The request: Identify the lines that contain the word "树立诚信意识" and copy each one.

(Extracted data entries)
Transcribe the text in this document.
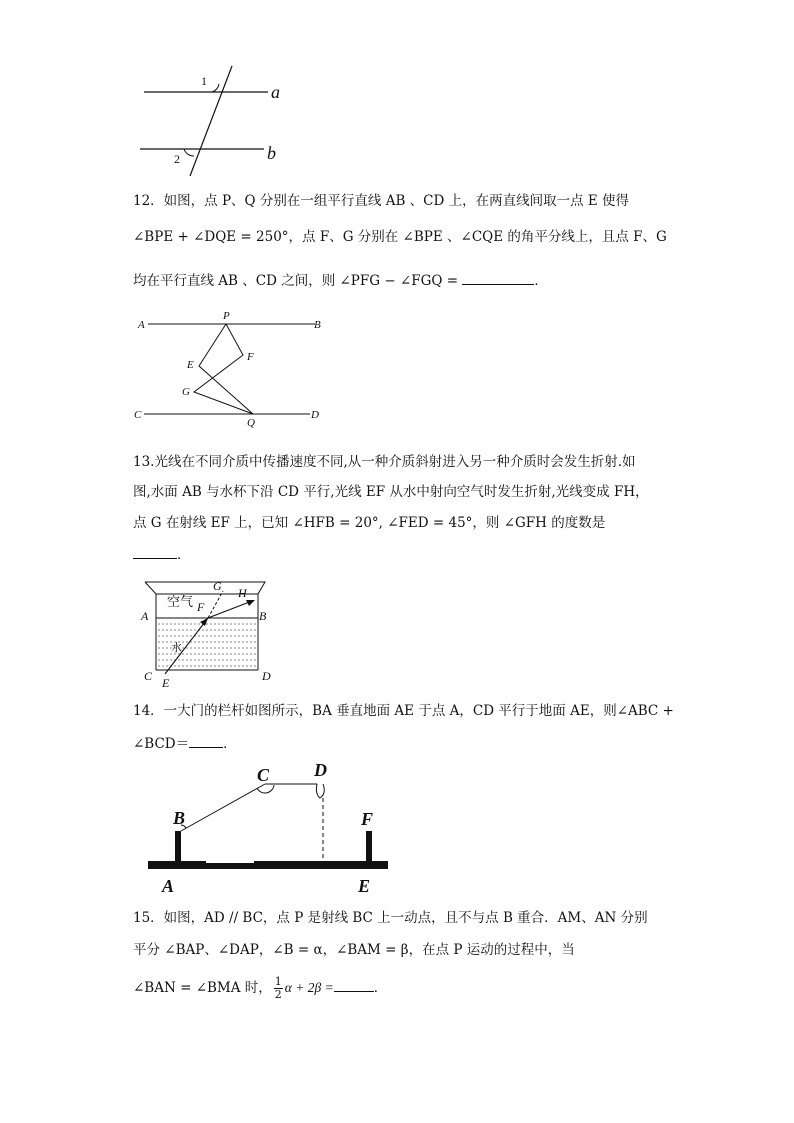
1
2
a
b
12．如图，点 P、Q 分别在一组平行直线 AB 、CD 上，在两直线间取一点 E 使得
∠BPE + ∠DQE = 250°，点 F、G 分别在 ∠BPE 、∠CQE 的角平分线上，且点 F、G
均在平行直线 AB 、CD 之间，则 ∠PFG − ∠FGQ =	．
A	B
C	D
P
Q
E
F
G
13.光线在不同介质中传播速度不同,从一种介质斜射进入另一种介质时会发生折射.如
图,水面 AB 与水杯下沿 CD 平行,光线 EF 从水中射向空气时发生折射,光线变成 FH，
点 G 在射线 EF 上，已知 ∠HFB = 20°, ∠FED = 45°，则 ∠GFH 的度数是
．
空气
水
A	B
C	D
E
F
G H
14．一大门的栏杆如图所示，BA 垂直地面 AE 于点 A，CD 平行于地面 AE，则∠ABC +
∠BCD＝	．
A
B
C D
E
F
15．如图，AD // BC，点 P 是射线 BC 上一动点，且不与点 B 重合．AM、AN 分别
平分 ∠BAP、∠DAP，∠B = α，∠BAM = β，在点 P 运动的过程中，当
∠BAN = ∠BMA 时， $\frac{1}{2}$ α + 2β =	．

--

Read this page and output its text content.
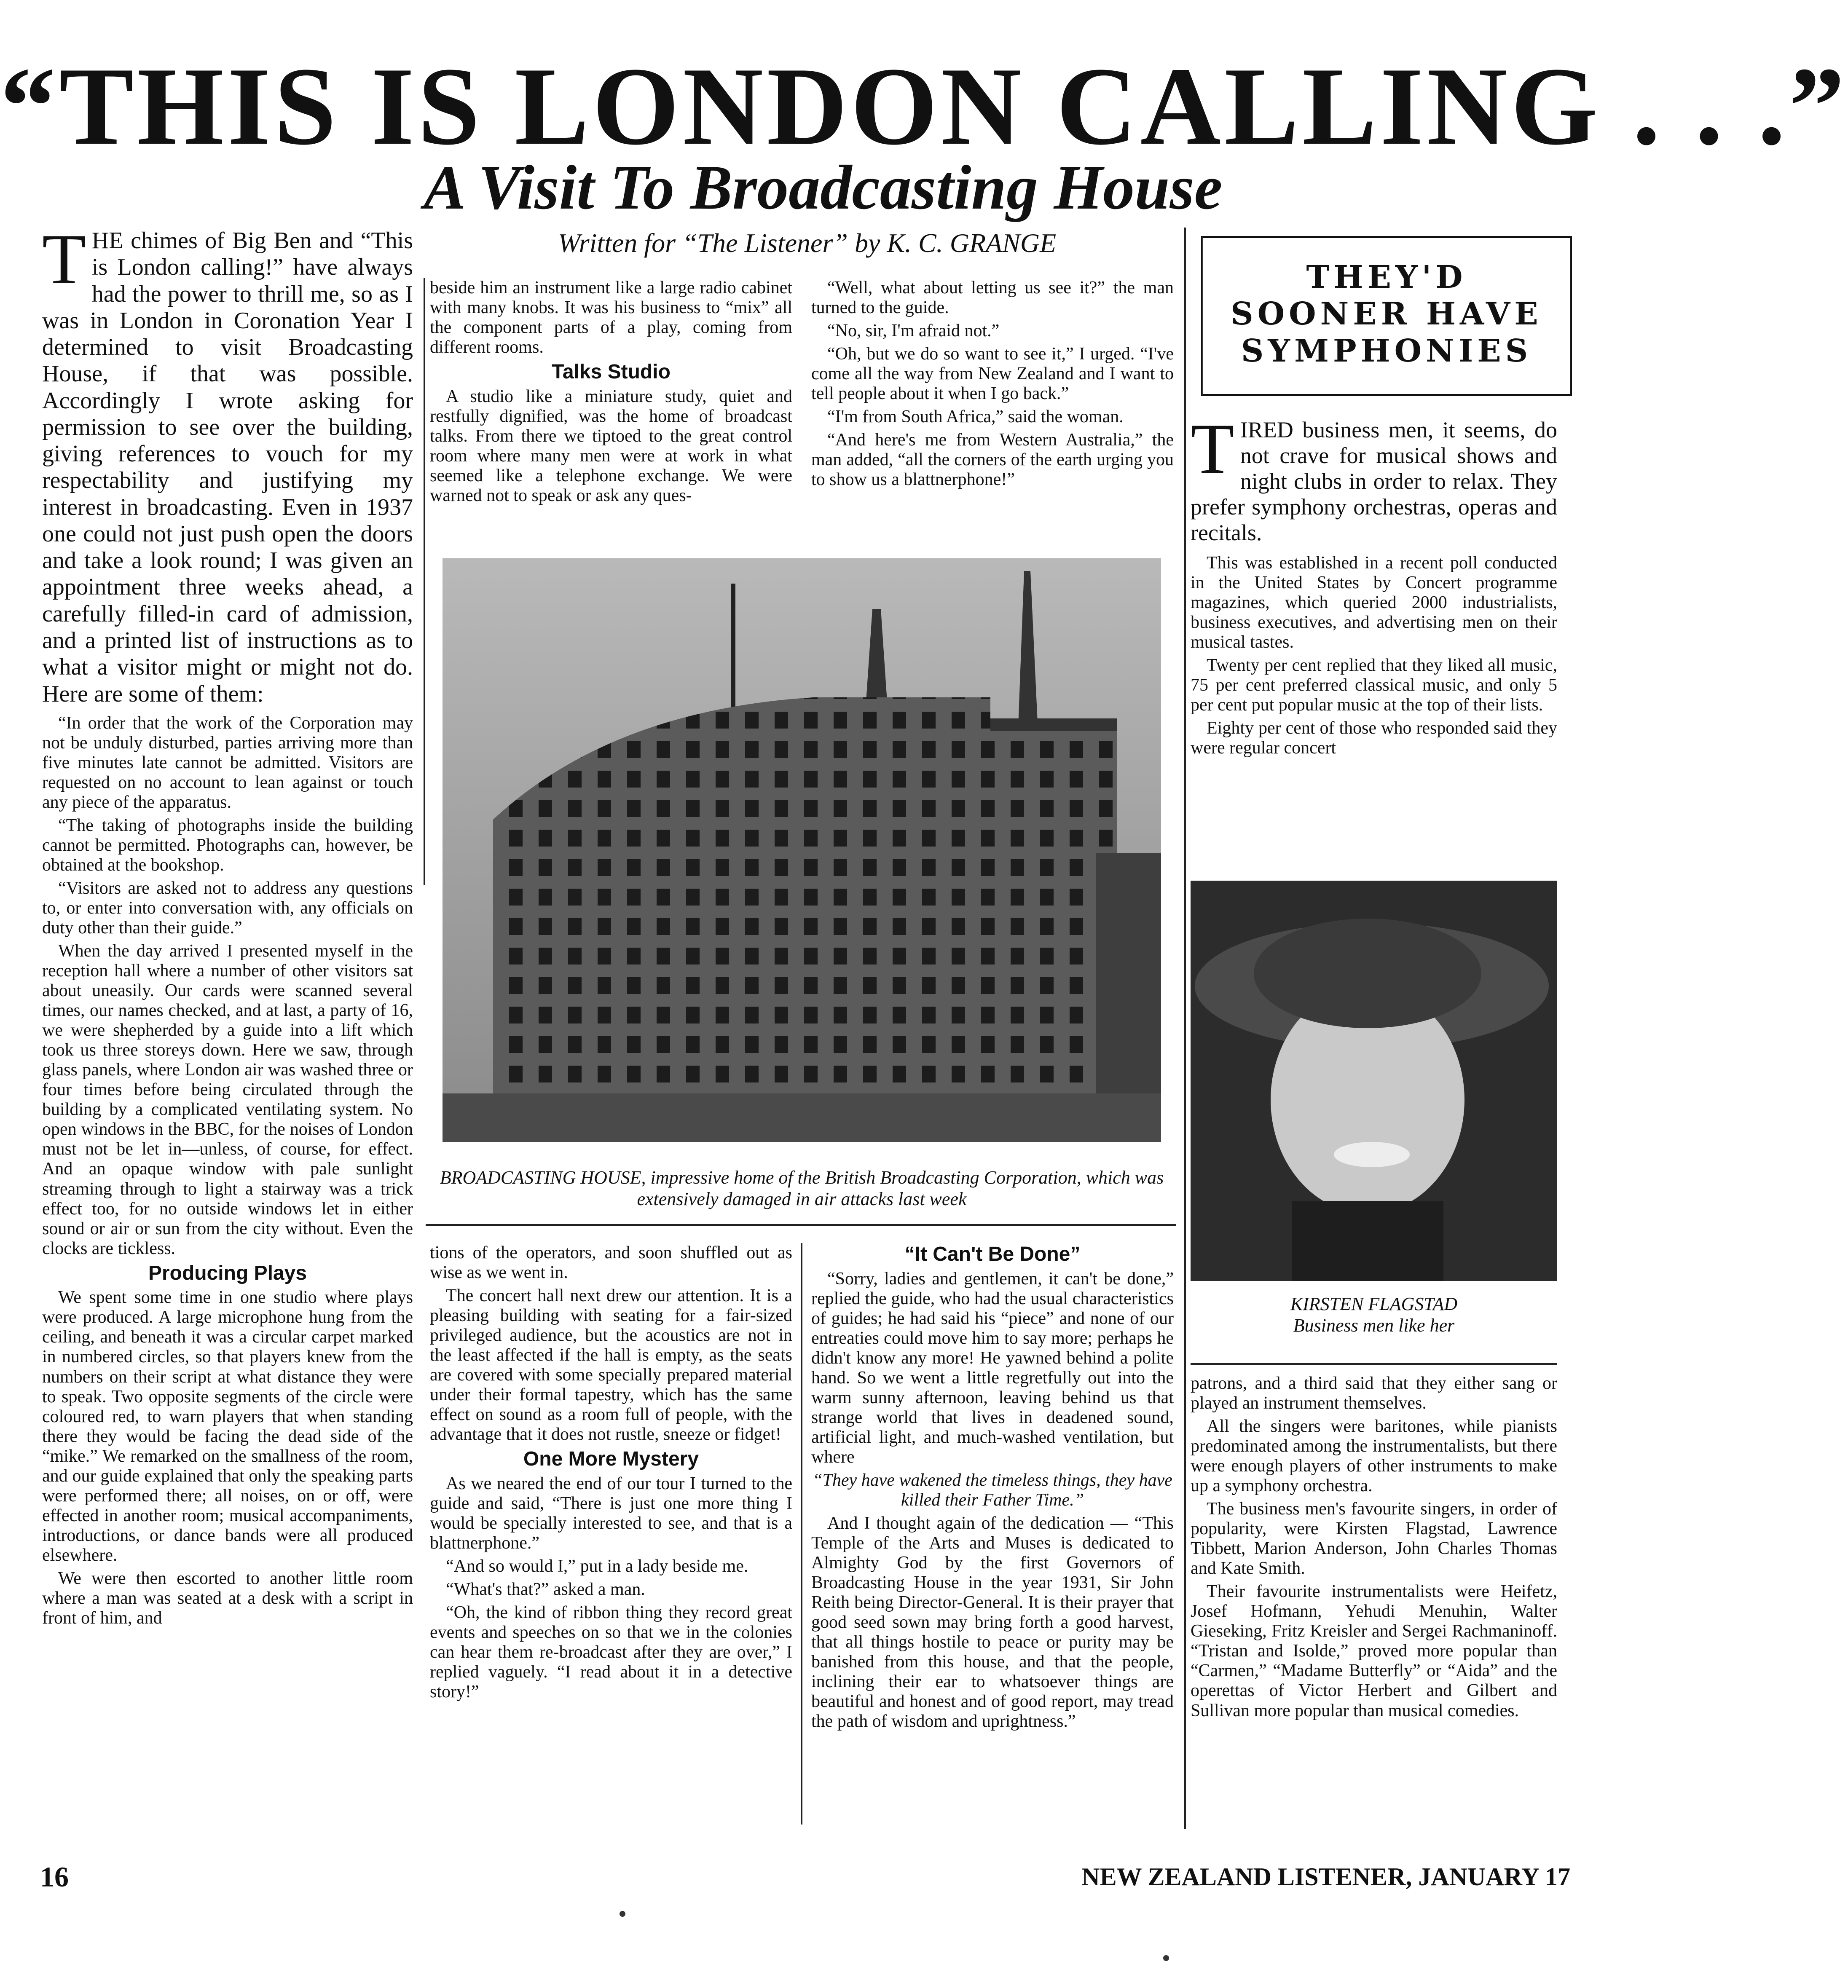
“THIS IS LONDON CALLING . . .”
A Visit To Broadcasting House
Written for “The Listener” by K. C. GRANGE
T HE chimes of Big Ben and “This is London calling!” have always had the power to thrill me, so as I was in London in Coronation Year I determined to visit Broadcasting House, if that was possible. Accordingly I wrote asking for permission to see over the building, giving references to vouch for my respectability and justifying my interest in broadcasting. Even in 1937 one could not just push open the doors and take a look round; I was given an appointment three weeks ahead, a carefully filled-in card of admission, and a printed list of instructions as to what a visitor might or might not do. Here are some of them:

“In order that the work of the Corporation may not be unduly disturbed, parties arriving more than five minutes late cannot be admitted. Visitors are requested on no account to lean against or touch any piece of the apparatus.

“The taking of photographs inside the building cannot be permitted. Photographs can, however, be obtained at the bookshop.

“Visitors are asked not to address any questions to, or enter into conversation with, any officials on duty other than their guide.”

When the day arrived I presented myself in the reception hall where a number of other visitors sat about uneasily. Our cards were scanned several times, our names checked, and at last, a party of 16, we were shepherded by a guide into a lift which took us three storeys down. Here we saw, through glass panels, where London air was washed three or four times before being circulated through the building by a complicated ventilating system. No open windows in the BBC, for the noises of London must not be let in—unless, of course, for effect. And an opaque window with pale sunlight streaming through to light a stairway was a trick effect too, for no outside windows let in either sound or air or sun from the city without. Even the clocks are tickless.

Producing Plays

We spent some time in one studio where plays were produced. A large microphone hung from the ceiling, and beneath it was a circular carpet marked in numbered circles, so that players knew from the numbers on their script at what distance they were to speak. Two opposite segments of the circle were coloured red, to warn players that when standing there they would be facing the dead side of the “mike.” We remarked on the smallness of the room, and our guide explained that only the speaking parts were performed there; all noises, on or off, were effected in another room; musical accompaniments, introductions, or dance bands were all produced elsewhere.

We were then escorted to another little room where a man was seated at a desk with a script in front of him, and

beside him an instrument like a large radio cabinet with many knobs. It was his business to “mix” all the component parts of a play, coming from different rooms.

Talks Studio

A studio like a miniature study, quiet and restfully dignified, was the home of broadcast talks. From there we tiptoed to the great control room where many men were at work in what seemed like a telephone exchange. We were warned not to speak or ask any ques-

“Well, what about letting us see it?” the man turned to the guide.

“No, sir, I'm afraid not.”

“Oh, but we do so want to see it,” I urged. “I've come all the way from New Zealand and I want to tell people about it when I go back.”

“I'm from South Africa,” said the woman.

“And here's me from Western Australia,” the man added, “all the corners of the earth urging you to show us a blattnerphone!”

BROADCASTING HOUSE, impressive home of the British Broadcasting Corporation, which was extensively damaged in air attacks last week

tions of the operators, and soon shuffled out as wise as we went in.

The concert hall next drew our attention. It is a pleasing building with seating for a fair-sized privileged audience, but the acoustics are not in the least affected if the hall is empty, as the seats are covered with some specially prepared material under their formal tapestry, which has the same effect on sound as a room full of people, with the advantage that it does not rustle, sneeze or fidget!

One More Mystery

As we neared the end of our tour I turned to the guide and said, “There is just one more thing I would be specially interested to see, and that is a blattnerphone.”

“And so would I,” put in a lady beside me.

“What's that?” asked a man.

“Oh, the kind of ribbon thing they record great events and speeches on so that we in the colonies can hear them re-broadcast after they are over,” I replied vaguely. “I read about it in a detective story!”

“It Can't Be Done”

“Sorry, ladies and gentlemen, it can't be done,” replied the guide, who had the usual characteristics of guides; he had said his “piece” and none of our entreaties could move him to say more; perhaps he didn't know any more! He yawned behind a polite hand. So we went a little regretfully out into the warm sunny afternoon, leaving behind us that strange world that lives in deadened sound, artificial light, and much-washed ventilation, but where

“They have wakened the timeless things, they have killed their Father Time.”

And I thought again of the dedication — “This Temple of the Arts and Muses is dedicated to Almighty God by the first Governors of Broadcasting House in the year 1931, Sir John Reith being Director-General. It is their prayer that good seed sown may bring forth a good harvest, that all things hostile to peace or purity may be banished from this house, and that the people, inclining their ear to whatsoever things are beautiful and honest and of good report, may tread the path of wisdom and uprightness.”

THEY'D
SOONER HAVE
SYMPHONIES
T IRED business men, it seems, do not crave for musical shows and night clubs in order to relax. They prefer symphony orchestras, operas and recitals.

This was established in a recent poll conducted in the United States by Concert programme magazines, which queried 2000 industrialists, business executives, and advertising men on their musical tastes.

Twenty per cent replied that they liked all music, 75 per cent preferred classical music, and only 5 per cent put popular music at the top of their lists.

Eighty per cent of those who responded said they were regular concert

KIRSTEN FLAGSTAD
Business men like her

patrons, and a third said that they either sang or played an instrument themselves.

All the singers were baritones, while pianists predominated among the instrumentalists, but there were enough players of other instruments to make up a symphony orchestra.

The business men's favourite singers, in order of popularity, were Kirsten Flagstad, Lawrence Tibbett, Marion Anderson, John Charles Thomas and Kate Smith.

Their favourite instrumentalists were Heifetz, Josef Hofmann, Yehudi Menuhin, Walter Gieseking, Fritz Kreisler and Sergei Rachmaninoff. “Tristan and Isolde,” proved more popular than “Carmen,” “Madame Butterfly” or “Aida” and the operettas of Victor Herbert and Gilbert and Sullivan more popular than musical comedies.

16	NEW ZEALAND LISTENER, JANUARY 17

...

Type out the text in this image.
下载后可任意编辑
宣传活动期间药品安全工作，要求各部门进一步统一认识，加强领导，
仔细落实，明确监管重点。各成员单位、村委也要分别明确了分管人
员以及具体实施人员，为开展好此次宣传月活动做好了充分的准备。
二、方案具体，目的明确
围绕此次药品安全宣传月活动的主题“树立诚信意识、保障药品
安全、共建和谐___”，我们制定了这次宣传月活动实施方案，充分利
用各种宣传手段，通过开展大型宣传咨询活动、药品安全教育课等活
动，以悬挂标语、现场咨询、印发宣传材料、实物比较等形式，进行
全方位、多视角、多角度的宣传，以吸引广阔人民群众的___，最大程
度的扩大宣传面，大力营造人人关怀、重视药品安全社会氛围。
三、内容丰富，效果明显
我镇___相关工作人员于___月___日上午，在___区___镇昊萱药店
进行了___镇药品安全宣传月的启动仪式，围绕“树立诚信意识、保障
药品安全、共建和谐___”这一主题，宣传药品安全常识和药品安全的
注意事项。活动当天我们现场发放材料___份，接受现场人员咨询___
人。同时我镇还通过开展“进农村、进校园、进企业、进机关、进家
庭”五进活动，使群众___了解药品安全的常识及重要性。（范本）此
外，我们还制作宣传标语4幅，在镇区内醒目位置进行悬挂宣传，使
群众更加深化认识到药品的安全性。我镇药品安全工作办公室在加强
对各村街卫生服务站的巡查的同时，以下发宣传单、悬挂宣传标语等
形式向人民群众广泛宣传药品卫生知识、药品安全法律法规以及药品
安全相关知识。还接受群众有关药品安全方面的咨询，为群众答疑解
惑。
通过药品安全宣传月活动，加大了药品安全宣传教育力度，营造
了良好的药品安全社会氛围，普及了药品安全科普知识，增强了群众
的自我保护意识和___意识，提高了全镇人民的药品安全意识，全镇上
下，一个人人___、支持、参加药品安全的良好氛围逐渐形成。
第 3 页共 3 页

Finished task:
围绕此次药品安全宣传月活动的主题“树立诚信意识、保障药品
进行了___镇药品安全宣传月的启动仪式，围绕“树立诚信意识、保障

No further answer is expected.